Copy out every line that contains the word "JSON".
# start of Given entries
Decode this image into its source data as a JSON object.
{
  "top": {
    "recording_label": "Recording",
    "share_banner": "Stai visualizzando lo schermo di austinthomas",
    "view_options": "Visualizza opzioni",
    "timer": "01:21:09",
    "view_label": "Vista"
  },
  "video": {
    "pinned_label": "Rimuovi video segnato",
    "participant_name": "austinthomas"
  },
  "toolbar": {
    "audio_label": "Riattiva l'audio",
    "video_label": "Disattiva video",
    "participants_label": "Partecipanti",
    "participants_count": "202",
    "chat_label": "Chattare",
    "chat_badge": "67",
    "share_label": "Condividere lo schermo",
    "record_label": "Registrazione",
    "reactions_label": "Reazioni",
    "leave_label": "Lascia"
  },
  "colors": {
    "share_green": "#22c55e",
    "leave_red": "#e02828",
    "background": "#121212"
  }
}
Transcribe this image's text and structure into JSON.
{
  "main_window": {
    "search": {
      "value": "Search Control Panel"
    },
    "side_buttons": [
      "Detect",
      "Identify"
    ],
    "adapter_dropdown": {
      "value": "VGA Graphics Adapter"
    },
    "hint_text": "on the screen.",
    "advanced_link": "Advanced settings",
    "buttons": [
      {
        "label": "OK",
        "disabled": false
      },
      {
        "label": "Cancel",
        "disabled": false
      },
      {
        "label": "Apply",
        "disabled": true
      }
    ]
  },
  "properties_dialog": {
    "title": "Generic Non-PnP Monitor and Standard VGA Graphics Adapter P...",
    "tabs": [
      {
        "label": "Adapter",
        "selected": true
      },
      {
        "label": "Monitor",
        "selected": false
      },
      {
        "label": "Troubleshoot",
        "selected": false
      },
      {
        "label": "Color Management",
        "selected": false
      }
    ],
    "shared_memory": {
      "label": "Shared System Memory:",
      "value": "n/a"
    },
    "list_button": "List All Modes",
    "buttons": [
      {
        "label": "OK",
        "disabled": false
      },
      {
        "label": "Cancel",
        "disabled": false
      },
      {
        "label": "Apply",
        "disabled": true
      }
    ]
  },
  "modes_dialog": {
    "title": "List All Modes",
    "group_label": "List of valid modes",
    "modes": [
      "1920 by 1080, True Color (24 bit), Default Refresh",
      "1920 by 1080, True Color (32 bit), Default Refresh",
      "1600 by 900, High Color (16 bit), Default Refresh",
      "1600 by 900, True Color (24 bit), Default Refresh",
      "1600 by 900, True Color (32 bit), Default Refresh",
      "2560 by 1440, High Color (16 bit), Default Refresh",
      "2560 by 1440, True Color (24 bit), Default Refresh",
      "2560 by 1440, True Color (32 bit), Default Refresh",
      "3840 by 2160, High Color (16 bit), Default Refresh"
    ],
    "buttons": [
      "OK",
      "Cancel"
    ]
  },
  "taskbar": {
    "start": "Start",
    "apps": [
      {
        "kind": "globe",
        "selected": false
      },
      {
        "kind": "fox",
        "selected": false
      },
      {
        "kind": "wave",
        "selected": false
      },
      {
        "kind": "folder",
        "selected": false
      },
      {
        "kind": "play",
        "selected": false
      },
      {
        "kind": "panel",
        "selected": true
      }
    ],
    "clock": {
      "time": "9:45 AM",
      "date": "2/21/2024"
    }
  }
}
# end of Given entries
Response to this task:
Decode this image into its source data as a JSON object.
Transcribe this image's text and structure into JSON.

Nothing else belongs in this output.